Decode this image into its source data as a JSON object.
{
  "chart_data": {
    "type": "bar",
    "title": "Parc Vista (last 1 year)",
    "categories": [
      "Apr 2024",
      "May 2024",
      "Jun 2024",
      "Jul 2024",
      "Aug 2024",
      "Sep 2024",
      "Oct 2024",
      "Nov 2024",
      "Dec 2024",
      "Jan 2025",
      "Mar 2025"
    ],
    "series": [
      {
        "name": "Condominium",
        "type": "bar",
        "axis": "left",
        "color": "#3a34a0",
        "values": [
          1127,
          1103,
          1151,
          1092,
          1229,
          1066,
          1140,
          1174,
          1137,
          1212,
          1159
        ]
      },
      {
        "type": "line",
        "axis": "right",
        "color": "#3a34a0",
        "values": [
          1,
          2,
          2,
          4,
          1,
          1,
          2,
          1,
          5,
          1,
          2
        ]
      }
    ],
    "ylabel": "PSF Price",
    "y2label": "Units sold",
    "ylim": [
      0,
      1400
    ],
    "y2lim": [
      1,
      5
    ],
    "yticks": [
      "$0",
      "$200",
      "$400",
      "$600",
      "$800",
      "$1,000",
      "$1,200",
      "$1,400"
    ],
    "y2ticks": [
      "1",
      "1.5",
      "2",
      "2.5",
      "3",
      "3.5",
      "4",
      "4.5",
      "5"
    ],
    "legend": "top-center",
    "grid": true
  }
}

*****

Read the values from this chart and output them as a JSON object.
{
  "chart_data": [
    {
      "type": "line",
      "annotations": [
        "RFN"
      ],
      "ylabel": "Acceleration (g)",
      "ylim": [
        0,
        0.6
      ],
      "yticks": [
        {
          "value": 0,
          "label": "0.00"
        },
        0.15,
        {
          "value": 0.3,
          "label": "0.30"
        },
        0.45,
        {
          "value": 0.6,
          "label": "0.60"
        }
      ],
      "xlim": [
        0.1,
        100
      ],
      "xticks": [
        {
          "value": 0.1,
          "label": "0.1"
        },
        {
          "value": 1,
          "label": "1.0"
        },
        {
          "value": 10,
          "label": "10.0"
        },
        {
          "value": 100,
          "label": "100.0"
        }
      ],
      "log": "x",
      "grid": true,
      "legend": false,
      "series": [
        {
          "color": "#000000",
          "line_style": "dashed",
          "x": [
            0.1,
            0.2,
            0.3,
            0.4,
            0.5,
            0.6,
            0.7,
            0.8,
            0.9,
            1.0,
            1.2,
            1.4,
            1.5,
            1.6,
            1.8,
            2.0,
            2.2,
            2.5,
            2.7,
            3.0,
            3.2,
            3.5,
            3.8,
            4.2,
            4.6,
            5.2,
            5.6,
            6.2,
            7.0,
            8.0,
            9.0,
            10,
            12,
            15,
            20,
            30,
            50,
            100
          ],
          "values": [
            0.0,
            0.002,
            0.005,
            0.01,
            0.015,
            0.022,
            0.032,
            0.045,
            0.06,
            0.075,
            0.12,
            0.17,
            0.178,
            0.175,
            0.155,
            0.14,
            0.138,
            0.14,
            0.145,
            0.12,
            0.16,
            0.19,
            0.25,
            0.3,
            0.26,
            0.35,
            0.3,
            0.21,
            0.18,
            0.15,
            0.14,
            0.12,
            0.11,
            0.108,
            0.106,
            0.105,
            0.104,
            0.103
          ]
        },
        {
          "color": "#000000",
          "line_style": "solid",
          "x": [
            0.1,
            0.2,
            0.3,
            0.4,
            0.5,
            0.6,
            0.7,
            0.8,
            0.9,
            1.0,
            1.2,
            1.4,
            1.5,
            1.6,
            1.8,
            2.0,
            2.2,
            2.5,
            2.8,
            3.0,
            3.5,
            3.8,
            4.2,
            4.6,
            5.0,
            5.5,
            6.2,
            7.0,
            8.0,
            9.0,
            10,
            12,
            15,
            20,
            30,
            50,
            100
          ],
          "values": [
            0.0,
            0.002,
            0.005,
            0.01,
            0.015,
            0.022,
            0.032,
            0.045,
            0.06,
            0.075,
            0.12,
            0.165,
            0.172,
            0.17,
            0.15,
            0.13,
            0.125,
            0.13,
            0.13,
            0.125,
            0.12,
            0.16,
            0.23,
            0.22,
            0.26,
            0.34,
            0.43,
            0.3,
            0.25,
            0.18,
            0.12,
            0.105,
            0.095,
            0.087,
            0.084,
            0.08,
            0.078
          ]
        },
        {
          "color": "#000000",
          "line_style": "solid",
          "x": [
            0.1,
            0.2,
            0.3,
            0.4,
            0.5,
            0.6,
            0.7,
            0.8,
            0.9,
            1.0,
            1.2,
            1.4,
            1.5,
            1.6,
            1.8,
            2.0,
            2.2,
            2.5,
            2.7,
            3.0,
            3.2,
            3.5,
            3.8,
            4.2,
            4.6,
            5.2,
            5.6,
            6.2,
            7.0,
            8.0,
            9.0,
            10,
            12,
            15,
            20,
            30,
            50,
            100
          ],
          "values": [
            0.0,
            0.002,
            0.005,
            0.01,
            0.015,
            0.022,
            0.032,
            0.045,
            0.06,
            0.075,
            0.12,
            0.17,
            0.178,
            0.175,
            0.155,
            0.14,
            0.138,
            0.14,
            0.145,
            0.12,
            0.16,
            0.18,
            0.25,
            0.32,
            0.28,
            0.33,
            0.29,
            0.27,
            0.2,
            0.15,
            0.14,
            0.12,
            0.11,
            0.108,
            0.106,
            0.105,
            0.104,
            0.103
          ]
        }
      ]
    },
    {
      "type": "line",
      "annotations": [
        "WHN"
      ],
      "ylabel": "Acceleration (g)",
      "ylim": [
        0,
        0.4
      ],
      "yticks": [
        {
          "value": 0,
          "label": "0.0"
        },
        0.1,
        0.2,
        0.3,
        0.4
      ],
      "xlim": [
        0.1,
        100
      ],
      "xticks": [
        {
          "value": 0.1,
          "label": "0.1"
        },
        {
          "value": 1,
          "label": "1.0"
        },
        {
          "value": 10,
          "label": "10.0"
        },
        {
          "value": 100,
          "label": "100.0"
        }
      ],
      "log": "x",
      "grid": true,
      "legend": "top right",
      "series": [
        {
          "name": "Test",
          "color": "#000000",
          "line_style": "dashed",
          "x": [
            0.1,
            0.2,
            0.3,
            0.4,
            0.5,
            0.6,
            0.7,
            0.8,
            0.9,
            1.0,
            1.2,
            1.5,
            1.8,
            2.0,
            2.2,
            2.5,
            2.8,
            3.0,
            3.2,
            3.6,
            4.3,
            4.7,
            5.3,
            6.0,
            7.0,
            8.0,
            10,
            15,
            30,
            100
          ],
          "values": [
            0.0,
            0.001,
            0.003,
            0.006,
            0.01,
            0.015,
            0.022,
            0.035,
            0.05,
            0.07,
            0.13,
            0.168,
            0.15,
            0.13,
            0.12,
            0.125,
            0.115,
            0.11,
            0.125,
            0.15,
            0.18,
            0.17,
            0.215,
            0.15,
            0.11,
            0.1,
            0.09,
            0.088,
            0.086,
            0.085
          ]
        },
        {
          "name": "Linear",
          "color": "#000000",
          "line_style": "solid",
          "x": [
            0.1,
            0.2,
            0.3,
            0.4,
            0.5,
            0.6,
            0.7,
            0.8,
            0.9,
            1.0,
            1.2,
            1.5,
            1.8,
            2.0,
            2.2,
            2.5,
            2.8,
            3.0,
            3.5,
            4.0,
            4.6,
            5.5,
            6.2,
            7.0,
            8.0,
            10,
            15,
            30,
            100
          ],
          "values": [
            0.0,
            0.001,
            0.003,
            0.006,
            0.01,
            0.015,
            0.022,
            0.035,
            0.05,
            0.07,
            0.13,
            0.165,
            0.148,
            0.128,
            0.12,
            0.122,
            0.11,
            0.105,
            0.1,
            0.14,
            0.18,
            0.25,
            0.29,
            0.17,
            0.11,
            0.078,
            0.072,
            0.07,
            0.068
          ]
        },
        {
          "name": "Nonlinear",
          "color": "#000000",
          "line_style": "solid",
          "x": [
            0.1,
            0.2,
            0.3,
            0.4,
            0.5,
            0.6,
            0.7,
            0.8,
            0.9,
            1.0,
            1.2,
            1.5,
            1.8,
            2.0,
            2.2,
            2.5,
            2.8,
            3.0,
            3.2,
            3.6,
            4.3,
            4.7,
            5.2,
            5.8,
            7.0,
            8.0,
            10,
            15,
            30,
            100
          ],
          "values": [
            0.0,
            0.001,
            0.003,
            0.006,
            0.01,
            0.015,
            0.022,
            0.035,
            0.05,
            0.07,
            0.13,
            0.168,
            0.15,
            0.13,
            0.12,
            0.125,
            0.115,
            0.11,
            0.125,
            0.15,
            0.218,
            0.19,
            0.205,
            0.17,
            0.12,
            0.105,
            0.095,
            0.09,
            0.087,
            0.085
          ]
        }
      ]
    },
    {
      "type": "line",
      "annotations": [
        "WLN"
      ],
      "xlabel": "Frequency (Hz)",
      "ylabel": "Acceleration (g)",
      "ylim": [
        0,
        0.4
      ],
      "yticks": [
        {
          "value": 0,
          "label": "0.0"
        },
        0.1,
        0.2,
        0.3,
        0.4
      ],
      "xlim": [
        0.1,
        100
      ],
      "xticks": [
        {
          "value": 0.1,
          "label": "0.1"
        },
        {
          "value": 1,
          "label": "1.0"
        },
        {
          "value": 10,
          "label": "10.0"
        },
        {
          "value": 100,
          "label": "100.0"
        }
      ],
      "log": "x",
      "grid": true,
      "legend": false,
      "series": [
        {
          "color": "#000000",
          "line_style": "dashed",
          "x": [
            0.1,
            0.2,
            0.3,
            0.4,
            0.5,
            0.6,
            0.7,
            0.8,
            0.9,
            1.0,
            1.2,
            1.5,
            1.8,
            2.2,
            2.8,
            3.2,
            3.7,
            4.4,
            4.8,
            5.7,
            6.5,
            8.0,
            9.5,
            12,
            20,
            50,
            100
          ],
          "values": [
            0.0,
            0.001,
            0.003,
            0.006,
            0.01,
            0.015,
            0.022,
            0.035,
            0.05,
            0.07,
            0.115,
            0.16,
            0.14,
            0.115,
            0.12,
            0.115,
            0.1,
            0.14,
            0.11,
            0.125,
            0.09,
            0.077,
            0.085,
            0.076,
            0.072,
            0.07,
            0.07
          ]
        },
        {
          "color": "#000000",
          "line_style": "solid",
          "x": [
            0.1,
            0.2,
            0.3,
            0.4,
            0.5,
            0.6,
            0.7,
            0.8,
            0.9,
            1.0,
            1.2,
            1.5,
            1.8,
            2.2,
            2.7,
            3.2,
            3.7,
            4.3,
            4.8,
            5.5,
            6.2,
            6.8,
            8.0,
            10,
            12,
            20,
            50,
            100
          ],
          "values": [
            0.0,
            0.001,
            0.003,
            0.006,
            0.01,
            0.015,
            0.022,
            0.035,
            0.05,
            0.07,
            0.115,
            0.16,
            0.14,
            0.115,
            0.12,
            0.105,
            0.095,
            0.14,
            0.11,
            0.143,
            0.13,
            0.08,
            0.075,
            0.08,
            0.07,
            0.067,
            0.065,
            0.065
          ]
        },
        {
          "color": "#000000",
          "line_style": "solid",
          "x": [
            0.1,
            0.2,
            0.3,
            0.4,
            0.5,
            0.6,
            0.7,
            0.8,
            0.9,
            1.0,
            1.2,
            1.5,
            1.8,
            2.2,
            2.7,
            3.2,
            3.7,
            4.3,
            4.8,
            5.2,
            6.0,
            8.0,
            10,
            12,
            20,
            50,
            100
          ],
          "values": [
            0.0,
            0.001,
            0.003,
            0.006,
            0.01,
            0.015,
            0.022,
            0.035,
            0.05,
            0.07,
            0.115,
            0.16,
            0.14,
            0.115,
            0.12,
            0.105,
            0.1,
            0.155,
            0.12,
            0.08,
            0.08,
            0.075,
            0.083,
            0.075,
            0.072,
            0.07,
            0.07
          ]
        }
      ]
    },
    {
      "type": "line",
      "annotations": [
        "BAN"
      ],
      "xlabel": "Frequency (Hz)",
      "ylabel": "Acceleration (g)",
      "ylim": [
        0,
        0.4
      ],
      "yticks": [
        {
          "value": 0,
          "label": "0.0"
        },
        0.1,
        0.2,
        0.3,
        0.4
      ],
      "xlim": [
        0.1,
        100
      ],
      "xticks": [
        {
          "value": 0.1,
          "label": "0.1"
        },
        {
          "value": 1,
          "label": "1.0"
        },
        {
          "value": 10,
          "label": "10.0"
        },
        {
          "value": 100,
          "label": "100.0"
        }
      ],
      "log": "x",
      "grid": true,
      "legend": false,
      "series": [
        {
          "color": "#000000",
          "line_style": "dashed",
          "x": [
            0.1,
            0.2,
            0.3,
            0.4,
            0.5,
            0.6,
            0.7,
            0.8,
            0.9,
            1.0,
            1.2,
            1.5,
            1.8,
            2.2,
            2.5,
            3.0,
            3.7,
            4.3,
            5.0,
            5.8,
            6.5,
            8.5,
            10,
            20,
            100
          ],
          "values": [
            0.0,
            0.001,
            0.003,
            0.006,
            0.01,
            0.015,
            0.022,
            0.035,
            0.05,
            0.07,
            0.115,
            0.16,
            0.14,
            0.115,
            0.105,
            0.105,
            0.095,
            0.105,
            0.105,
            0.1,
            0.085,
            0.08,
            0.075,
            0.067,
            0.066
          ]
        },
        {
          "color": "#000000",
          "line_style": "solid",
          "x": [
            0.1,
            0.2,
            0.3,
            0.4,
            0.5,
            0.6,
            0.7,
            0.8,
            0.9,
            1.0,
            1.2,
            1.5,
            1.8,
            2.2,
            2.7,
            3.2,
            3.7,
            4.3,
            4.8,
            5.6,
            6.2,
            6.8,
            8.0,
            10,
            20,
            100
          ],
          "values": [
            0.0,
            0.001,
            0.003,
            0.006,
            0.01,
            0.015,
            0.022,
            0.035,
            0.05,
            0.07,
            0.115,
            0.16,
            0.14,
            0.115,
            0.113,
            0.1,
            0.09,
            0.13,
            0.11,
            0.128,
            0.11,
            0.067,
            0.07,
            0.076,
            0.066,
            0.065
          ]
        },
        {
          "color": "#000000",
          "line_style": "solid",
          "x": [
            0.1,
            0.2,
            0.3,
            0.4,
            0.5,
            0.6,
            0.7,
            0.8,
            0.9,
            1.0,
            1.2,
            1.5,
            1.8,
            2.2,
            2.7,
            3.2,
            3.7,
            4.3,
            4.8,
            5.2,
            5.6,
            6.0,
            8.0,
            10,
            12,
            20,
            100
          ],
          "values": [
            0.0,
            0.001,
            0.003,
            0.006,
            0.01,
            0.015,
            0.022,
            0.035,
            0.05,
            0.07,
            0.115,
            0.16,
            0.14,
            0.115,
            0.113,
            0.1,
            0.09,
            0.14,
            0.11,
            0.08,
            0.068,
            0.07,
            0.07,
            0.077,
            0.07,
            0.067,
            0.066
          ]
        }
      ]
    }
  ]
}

*****

Exercise goal:
Search the records above for "name". Copy each line where it is found.

The response:
        "name": "Condominium",
          "name": "Test",
          "name": "Linear",
          "name": "Nonlinear",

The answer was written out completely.